# START OF Data to process

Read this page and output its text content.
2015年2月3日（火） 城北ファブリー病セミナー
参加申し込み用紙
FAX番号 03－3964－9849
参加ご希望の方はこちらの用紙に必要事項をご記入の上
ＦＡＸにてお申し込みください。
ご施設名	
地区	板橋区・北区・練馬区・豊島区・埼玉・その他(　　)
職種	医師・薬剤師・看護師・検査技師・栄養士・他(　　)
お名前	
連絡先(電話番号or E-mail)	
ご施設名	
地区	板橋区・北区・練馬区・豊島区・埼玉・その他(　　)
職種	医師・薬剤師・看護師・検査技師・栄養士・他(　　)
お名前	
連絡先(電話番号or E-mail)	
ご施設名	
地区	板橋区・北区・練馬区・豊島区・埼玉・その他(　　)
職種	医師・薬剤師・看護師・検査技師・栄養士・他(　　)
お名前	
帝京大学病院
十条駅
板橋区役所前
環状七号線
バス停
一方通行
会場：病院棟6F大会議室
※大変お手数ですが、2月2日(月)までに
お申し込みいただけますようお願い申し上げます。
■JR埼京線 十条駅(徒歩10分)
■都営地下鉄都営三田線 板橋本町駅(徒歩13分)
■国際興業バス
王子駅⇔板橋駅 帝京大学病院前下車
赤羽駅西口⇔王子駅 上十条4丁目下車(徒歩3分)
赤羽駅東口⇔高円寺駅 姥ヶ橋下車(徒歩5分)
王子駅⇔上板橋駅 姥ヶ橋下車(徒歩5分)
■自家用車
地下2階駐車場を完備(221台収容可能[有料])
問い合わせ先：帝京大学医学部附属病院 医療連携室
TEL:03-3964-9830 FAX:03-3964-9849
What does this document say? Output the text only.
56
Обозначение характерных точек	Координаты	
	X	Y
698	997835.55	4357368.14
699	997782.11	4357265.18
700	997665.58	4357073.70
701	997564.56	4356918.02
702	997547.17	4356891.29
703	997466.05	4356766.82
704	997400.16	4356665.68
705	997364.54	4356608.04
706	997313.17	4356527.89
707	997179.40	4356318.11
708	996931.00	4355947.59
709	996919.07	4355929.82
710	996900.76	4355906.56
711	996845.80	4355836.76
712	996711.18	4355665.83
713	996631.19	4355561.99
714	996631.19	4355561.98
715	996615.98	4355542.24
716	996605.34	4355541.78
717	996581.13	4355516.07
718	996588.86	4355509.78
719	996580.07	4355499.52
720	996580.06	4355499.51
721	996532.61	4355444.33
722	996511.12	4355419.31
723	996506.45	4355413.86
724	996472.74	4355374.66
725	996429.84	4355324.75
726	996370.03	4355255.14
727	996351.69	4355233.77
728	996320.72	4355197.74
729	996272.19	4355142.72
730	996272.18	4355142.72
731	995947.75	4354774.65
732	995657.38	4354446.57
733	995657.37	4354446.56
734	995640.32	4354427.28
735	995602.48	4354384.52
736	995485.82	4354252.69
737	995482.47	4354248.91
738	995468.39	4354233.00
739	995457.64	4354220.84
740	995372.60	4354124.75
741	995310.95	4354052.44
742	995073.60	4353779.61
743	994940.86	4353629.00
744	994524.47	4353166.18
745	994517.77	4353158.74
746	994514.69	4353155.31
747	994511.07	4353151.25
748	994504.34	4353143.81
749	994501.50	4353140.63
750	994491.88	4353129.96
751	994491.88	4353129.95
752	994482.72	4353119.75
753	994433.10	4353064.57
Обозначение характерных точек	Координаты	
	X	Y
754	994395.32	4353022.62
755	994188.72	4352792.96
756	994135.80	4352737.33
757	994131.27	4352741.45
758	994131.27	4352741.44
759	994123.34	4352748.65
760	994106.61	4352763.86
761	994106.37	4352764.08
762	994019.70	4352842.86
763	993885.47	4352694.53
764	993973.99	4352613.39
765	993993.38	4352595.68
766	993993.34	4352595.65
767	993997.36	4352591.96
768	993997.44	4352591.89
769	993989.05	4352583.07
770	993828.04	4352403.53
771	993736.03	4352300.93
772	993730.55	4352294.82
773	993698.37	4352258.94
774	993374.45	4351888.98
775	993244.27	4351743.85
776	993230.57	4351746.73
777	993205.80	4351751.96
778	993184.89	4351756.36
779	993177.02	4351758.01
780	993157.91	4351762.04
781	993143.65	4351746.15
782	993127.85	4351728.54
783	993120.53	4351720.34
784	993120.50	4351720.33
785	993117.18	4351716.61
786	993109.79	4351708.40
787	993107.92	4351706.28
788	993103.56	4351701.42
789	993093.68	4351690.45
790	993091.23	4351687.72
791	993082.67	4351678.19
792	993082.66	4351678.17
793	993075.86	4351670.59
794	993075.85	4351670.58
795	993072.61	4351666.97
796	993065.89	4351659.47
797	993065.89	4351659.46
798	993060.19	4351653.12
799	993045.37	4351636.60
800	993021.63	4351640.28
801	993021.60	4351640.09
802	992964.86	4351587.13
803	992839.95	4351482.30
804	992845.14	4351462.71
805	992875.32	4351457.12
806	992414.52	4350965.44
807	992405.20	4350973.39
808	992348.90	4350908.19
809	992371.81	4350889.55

# END OF Data to process

• _What to work on_: From the listing above, pick out each line where the word "this" appears.

• _Exercise output_:
Read this page and output its text content.
What does this document say? Output the text only.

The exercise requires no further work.